── Task material

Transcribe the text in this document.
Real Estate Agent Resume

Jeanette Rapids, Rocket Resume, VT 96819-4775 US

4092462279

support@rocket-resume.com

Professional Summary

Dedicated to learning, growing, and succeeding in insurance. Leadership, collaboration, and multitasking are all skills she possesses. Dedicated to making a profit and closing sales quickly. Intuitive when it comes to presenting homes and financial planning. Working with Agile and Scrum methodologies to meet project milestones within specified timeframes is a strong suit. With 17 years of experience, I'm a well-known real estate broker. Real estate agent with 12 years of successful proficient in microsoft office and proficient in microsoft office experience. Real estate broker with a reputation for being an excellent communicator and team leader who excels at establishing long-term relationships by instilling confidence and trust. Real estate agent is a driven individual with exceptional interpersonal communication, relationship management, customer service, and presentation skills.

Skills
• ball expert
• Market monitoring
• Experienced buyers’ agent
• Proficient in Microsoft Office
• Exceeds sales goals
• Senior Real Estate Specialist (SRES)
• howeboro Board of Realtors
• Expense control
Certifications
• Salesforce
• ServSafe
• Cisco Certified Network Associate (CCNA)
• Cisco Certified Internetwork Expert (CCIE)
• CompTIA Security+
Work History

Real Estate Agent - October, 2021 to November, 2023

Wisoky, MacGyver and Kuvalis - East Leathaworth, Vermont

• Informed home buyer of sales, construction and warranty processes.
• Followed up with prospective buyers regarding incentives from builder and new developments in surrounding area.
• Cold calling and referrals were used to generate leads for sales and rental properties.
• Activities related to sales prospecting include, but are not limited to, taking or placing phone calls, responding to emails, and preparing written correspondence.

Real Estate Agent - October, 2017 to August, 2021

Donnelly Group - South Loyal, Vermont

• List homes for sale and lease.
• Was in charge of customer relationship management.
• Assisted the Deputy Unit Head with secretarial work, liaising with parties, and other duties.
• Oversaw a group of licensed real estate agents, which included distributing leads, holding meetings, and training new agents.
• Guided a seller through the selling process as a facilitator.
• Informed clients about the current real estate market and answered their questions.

────

-- To be done --
List the lines of the material in which the word "Cisco" occurs.

-- Completed exercise --
• Cisco Certified Network Associate (CCNA)
• Cisco Certified Internetwork Expert (CCIE)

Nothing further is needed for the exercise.